>> begin Text extract
Does Satin respect that constraint? I'm not sure. See his 10 points at the end under the sub-head “Emerging Strategy.” They include a number of points about the need for pressure from outside -- from the human-rights community, the U.S., and both diaspora peoples.

True, Satin also talks about encouraging Israelis and Palestinians to join together. And if this is what he really means, then fair enough. But it's a crucial point. A right is a right; being persuaded how to use it is one thing, and exercising it under external duress is another.

Norman Geras
Professor Emeritus of Government, University of Manchester
Co-creator, The Euston Manifesto [advocating a “new democratic progressive alliance”]
Manchester, England

The One-State Delusion?
>> end Text extract
>> begin Data supplied
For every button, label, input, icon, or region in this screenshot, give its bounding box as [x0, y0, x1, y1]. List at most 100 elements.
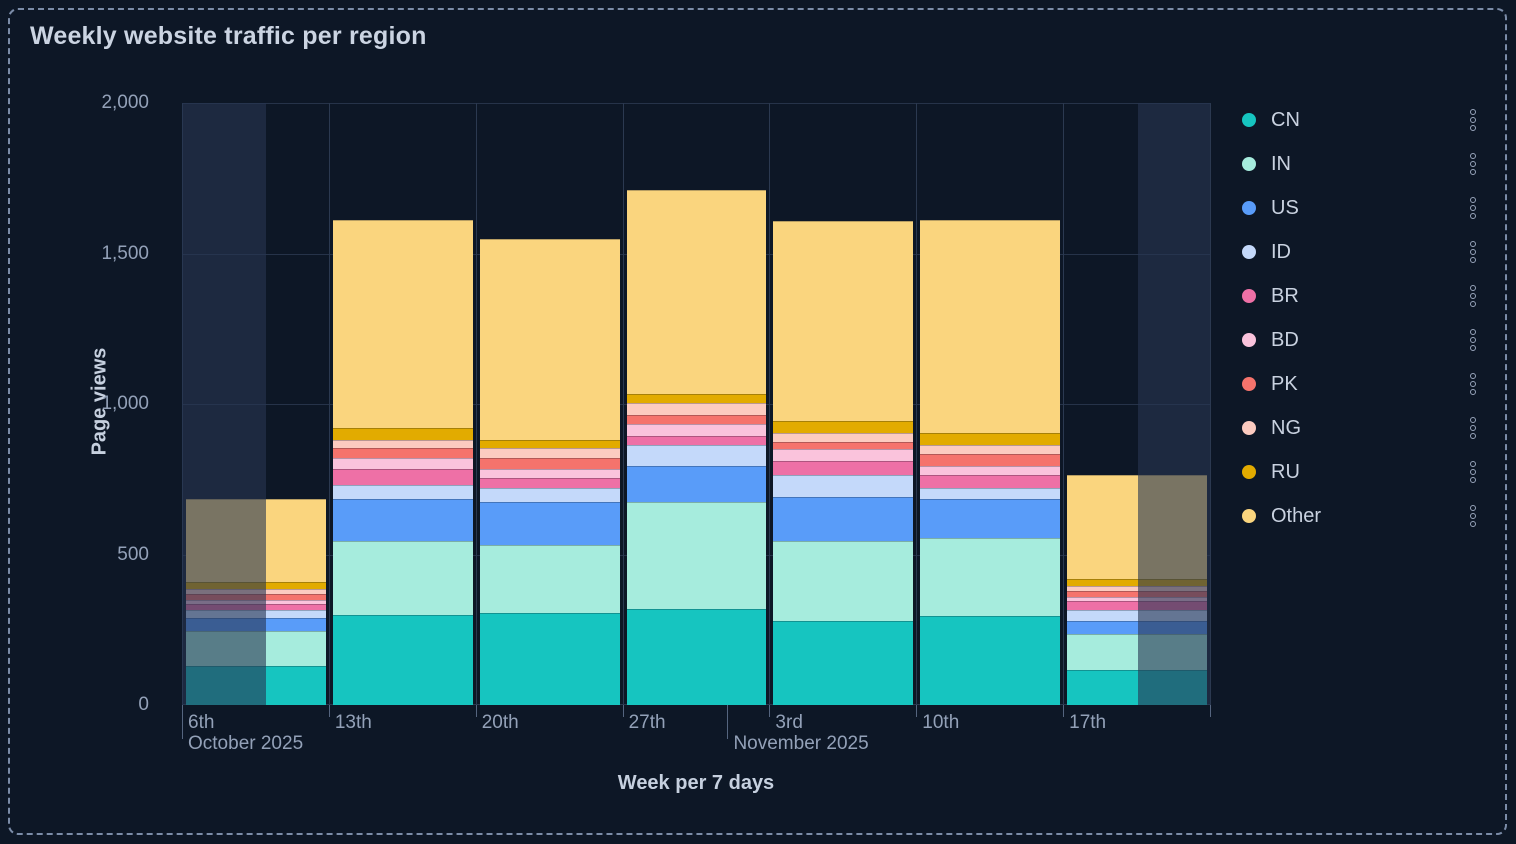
bar-segment-ID[interactable]	[626, 444, 767, 466]
bar-segment-Other[interactable]	[332, 220, 473, 429]
bar-segment-ID[interactable]	[773, 474, 914, 498]
vertical-ellipsis-icon[interactable]	[1466, 414, 1480, 442]
legend-item-PK[interactable]: PK	[1242, 362, 1480, 406]
legend-color-dot	[1242, 245, 1256, 259]
x-tick-label: 20th	[481, 712, 519, 733]
bar-segment-CN[interactable]	[332, 614, 473, 705]
bar-segment-IN[interactable]	[332, 540, 473, 615]
bar-segment-BD[interactable]	[920, 465, 1061, 475]
bar-segment-BD[interactable]	[626, 423, 767, 436]
bar-segment-NG[interactable]	[626, 402, 767, 415]
bar-segment-RU[interactable]	[479, 440, 620, 448]
legend-label[interactable]: PK	[1271, 372, 1298, 395]
legend-item-BD[interactable]: BD	[1242, 318, 1480, 362]
bar-segment-PK[interactable]	[1067, 590, 1207, 597]
vertical-ellipsis-icon[interactable]	[1466, 458, 1480, 486]
bar-segment-US[interactable]	[773, 497, 914, 541]
bar-segment-BR[interactable]	[773, 461, 914, 475]
bar-segment-ID[interactable]	[920, 488, 1061, 499]
bar-segment-Other[interactable]	[626, 190, 767, 394]
bar-segment-NG[interactable]	[479, 447, 620, 459]
bar-20th[interactable]	[479, 238, 620, 705]
bar-segment-CN[interactable]	[920, 616, 1061, 705]
bar-segment-US[interactable]	[626, 465, 767, 502]
legend-item-NG[interactable]: NG	[1242, 406, 1480, 450]
bar-segment-BR[interactable]	[626, 435, 767, 445]
bar-segment-CN[interactable]	[626, 608, 767, 705]
legend-label[interactable]: IN	[1271, 152, 1291, 175]
bar-segment-IN[interactable]	[920, 537, 1061, 617]
bar-segment-BD[interactable]	[332, 458, 473, 469]
bar-segment-BR[interactable]	[920, 474, 1061, 489]
legend-label[interactable]: NG	[1271, 416, 1301, 439]
vertical-ellipsis-icon[interactable]	[1466, 370, 1480, 398]
bar-27th[interactable]	[626, 190, 767, 705]
x-axis-title: Week per 7 days	[617, 772, 775, 794]
bar-10th[interactable]	[920, 220, 1061, 705]
bar-segment-Other[interactable]	[920, 220, 1061, 433]
bar-segment-BR[interactable]	[332, 468, 473, 486]
legend-color-dot	[1242, 201, 1256, 215]
bar-segment-US[interactable]	[920, 498, 1061, 538]
gridline-horizontal	[182, 103, 1210, 104]
vertical-ellipsis-icon[interactable]	[1466, 194, 1480, 222]
legend-label[interactable]: BR	[1271, 284, 1299, 307]
bar-segment-PK[interactable]	[920, 453, 1061, 466]
bar-segment-BD[interactable]	[479, 468, 620, 478]
bar-segment-ID[interactable]	[1067, 610, 1207, 621]
bar-segment-RU[interactable]	[626, 393, 767, 403]
legend-label[interactable]: RU	[1271, 460, 1300, 483]
gridline-vertical	[1063, 103, 1065, 705]
bar-segment-US[interactable]	[479, 501, 620, 546]
legend-label[interactable]: ID	[1271, 240, 1291, 263]
bar-segment-RU[interactable]	[332, 428, 473, 441]
vertical-ellipsis-icon[interactable]	[1466, 238, 1480, 266]
bar-segment-IN[interactable]	[626, 501, 767, 609]
bar-segment-ID[interactable]	[479, 488, 620, 502]
legend-item-ID[interactable]: ID	[1242, 230, 1480, 274]
vertical-ellipsis-icon[interactable]	[1466, 150, 1480, 178]
vertical-ellipsis-icon[interactable]	[1466, 502, 1480, 530]
bar-segment-ID[interactable]	[332, 485, 473, 499]
legend-label[interactable]: US	[1271, 196, 1299, 219]
month-label: November 2025	[733, 733, 869, 754]
bar-segment-PK[interactable]	[773, 441, 914, 450]
month-tick-mark	[182, 705, 183, 739]
bar-segment-CN[interactable]	[773, 620, 914, 705]
bar-segment-NG[interactable]	[1067, 586, 1207, 591]
bar-segment-BD[interactable]	[773, 449, 914, 462]
bar-segment-PK[interactable]	[479, 458, 620, 469]
bar-segment-Other[interactable]	[773, 220, 914, 421]
legend-label[interactable]: Other	[1271, 504, 1322, 527]
vertical-ellipsis-icon[interactable]	[1466, 282, 1480, 310]
vertical-ellipsis-icon[interactable]	[1466, 326, 1480, 354]
legend-item-IN[interactable]: IN	[1242, 142, 1480, 186]
bar-segment-US[interactable]	[332, 498, 473, 541]
bar-segment-BR[interactable]	[479, 477, 620, 489]
bar-segment-NG[interactable]	[773, 432, 914, 442]
bar-segment-RU[interactable]	[773, 420, 914, 433]
legend-item-CN[interactable]: CN	[1242, 98, 1480, 142]
bar-segment-RU[interactable]	[920, 432, 1061, 445]
legend-label[interactable]: CN	[1271, 108, 1300, 131]
legend-item-BR[interactable]: BR	[1242, 274, 1480, 318]
legend-item-RU[interactable]: RU	[1242, 450, 1480, 494]
vertical-ellipsis-icon[interactable]	[1466, 106, 1480, 134]
y-tick-label: 0	[138, 694, 149, 715]
bar-segment-Other[interactable]	[479, 238, 620, 441]
bar-segment-PK[interactable]	[332, 447, 473, 459]
bar-segment-BD[interactable]	[1067, 596, 1207, 602]
bar-3rd[interactable]	[773, 220, 914, 705]
bar-segment-IN[interactable]	[479, 545, 620, 614]
bar-segment-NG[interactable]	[332, 440, 473, 448]
bar-segment-BR[interactable]	[1067, 601, 1207, 611]
bar-segment-NG[interactable]	[920, 444, 1061, 454]
legend-item-US[interactable]: US	[1242, 186, 1480, 230]
bar-segment-CN[interactable]	[479, 613, 620, 705]
bar-13th[interactable]	[332, 220, 473, 705]
bar-segment-PK[interactable]	[626, 414, 767, 424]
bar-segment-IN[interactable]	[773, 540, 914, 621]
legend-label[interactable]: BD	[1271, 328, 1299, 351]
bar-segment-RU[interactable]	[1067, 578, 1207, 587]
legend-item-Other[interactable]: Other	[1242, 494, 1480, 538]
>> end Data supplied
__Goal__
Decide whether each of these statements agrees with the extract, answering yes or no and quoting the words from the extract that settle it.
1. Satin's 10 points appear at the end under the sub-head "Emerging Strategy."
2. Norman Geras is listed as Professor Emeritus of Government at the University of Cambridge.
3. The extract treats being persuaded how to use a right and exercising it under external duress as the same thing.

__Exercise result__
1. Yes: "See his 10 points at the end under the sub-head “Emerging Strategy.”"
2. No: "Professor Emeritus of Government, University of Manchester"
3. No: "being persuaded how to use it is one thing, and exercising it under external duress is another."